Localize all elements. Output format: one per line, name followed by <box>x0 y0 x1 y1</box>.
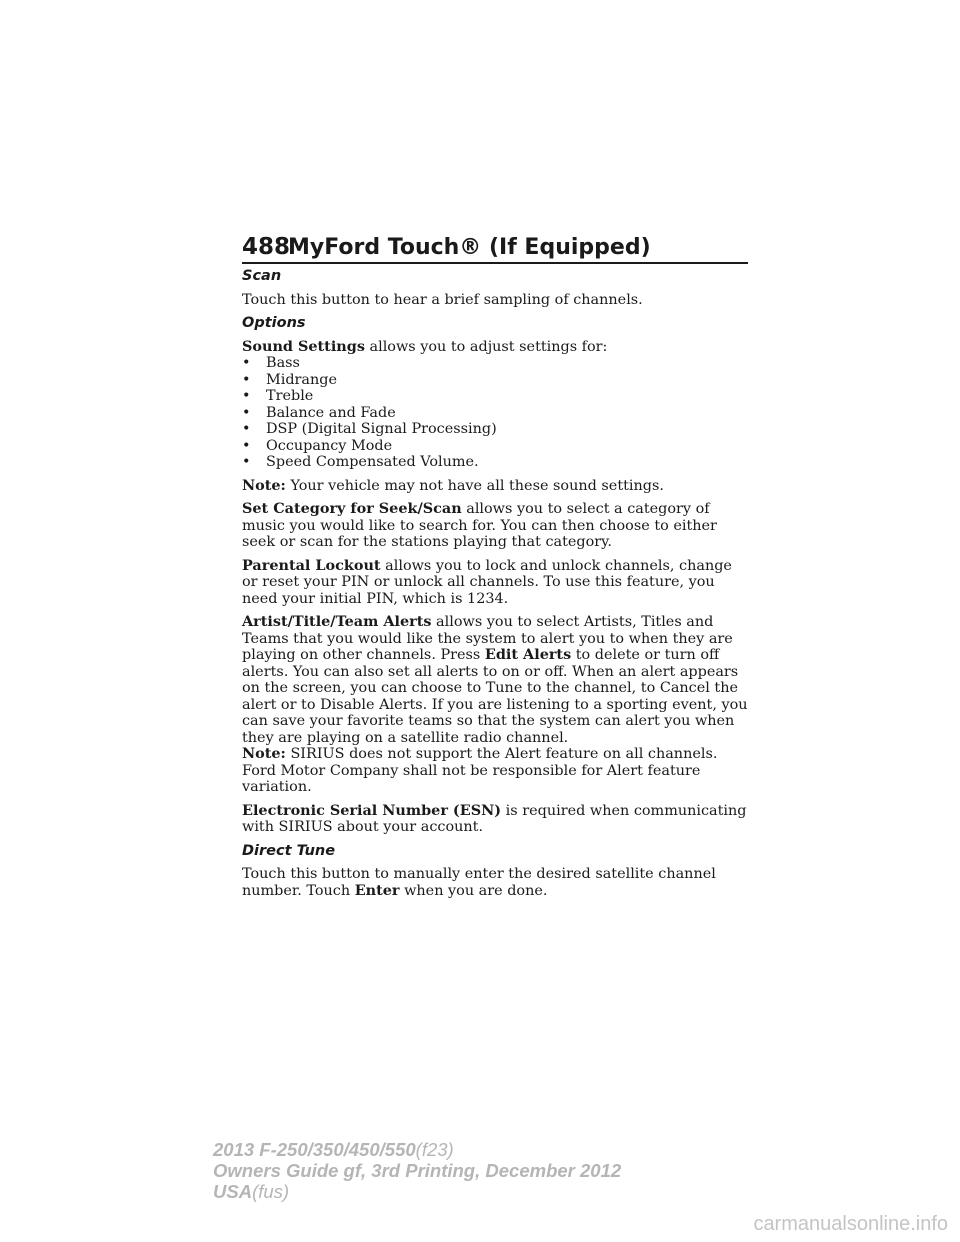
set-category-term: Set Category for Seek/Scan <box>242 500 462 517</box>
alerts-text-1: allows you to select Artists, Titles and Teams that you would like the system to alert you to when they are playing on other channels. Press <box>242 614 733 663</box>
scan-text: Touch this button to hear a brief sampling of channels. <box>242 291 643 308</box>
esn-term: Electronic Serial Number (ESN) <box>242 801 502 819</box>
sound-settings-paragraph <box>242 339 752 356</box>
note-label: Note: <box>242 476 286 494</box>
list-item: • Midrange <box>242 371 338 388</box>
bullet-icon: • <box>242 421 251 437</box>
alerts-term: Artist/Title/Team Alerts <box>242 613 432 630</box>
page-header <box>242 228 748 264</box>
note-alerts <box>242 746 752 796</box>
bullet-icon: • <box>242 388 251 404</box>
list-item: • DSP (Digital Signal Processing) <box>242 421 497 437</box>
alerts-text-2: to delete or turn off alerts. You can also set all alerts to on or off. When an alert appears on the screen, you can choose to Tune to the channel, to Cancel the alert or to Disable Alerts. If you are listening to a sporting event, you can save your favorite teams so that the system can alert you when they are playing on a satellite radio channel. <box>242 647 748 746</box>
note-text: SIRIUS does not support the Alert feature on all channels. Ford Motor Company shall not be responsible for Alert feature variation. <box>242 746 718 795</box>
direct-tune-text-2: when you are done. <box>404 882 548 899</box>
note-text: Your vehicle may not have all these sound settings. <box>290 477 664 494</box>
watermark: carmanualsonline.info <box>753 1213 948 1235</box>
sound-settings-text: allows you to adjust settings for: <box>369 338 608 355</box>
list-item: • Occupancy Mode <box>242 437 393 454</box>
esn-text: is required when communicating with SIRIUS about your account. <box>242 802 747 835</box>
set-category-text: allows you to select a category of music you would like to search for. You can then choose to either seek or scan for the stations playing that category. <box>242 501 717 550</box>
list-item: • Speed Compensated Volume. <box>242 454 479 470</box>
sound-settings-term: Sound Settings <box>242 337 365 355</box>
parental-lockout-paragraph <box>242 558 752 608</box>
parental-lockout-term: Parental Lockout <box>242 556 381 574</box>
footer-line-edition: Owners Guide gf, 3rd Printing, December 2012 <box>213 1160 622 1181</box>
sound-settings-list <box>242 355 752 471</box>
chapter-title: MyFord Touch® (If Equipped) <box>288 235 651 260</box>
esn-paragraph <box>242 803 752 836</box>
set-category-paragraph <box>242 501 752 551</box>
page-number: 488 <box>242 234 291 260</box>
bullet-icon: • <box>242 404 251 421</box>
bullet-icon: • <box>242 454 251 470</box>
bullet-icon: • <box>242 355 251 371</box>
footer-line-model: 2013 F-250/350/450/550(f23) <box>213 1139 454 1160</box>
bullet-icon: • <box>242 371 251 388</box>
document-footer <box>213 1139 621 1202</box>
direct-tune-paragraph <box>242 866 752 899</box>
options-heading: Options <box>242 315 306 331</box>
direct-tune-text-1: Touch this button to manually enter the desired satellite channel number. Touch <box>242 866 716 899</box>
note-label: Note: <box>242 745 286 762</box>
edit-alerts-term: Edit Alerts <box>484 646 572 663</box>
scan-heading: Scan <box>242 268 282 284</box>
list-item: • Bass <box>242 355 300 371</box>
bullet-icon: • <box>242 437 251 454</box>
parental-lockout-text: allows you to lock and unlock channels, change or reset your PIN or unlock all channels. To use this feature, you need your initial PIN, which is 1234. <box>242 557 732 607</box>
footer-line-market: USA(fus) <box>213 1181 290 1202</box>
direct-tune-heading: Direct Tune <box>242 842 336 859</box>
list-item: • Balance and Fade <box>242 404 396 421</box>
alerts-paragraph <box>242 614 752 746</box>
note-sound-settings <box>242 478 752 495</box>
page-content <box>242 268 752 906</box>
enter-term: Enter <box>354 881 400 899</box>
list-item: • Treble <box>242 388 314 404</box>
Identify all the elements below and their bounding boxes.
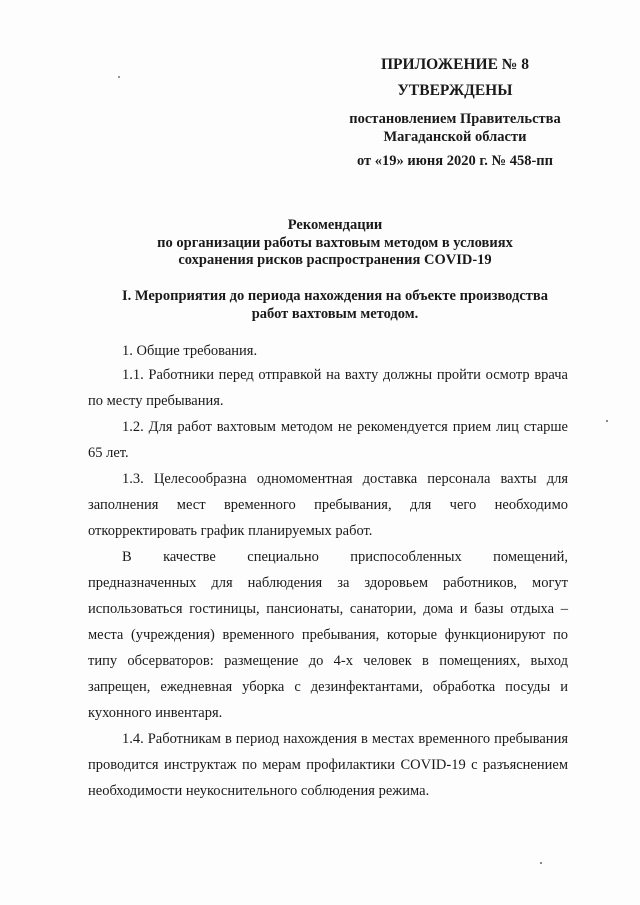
title-line-1: Рекомендации: [287, 217, 383, 233]
section-line-2: работ вахтовым методом.: [251, 306, 419, 322]
title-line-3: сохранения рисков распространения COVID-19: [178, 252, 492, 268]
appendix-number: ПРИЛОЖЕНИЕ № 8: [381, 56, 529, 73]
paragraph-text: В качестве специально приспособленных помещений, предназначенных для наблюдения за здоровьем работников, могут использоваться гостиницы, пансионаты, санатории, дома и базы отдыха – места (учреждения) временного пребывания, которые функционируют по типу обсерваторов: размещение до 4-х человек в помещениях, выход запрещен, ежедневная уборка с дезинфектантами, обработка посуды и кухонного инвентаря.: [88, 549, 568, 721]
paragraph-1-4: [88, 726, 568, 804]
paragraph-1-2: [88, 414, 568, 466]
scan-speck: [540, 862, 542, 864]
decree-reference: [330, 110, 580, 146]
paragraph-text: 1. Общие требования.: [122, 343, 258, 359]
paragraph-premises: [88, 544, 568, 726]
section-line-1: I. Мероприятия до периода нахождения на объекте производства: [121, 288, 548, 304]
paragraph-text: 1.4. Работникам в период нахождения в местах временного пребывания проводится инструктаж по мерам профилактики COVID-19 с разъяснением необходимости неукоснительного соблюдения режима.: [88, 731, 568, 799]
paragraph-text: 1.2. Для работ вахтовым методом не рекомендуется прием лиц старше 65 лет.: [88, 419, 568, 461]
paragraph-general-requirements: [88, 338, 568, 364]
approved-label: УТВЕРЖДЕНЫ: [397, 82, 513, 99]
section-heading: [80, 287, 590, 323]
paragraph-1-3: [88, 466, 568, 544]
scan-speck: [606, 420, 608, 422]
decree-date: от «19» июня 2020 г. № 458-пп: [357, 153, 553, 169]
decree-line-1: постановлением Правительства: [349, 111, 561, 127]
document-title: [60, 217, 610, 270]
paragraph-text: 1.3. Целесообразна одномоментная доставка персонала вахты для заполнения мест временного пребывания, для чего необходимо откорректировать график планируемых работ.: [88, 471, 568, 539]
decree-line-2: Магаданской области: [383, 129, 527, 145]
paragraph-text: 1.1. Работники перед отправкой на вахту должны пройти осмотр врача по месту пребывания.: [88, 367, 568, 409]
scan-speck: [118, 76, 120, 78]
title-line-2: по организации работы вахтовым методом в условиях: [157, 234, 513, 251]
paragraph-1-1: [88, 362, 568, 414]
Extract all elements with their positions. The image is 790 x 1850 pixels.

[Exercise objective] Reproduce everything in the items from the line containing "title-line-1: Рекомендации: [287, 217, 383, 233]" down to the line containing "appendix-number: ПРИЛОЖЕНИЕ №", both included, with each line unchanged.

[Solved exercise]
title-line-1: Рекомендации: [287, 217, 383, 233]
section-line-2: работ вахтовым методом.: [251, 306, 419, 322]
title-line-3: сохранения рисков распространения COVID-19: [178, 252, 492, 268]
appendix-number: ПРИЛОЖЕНИЕ № 8: [381, 56, 529, 73]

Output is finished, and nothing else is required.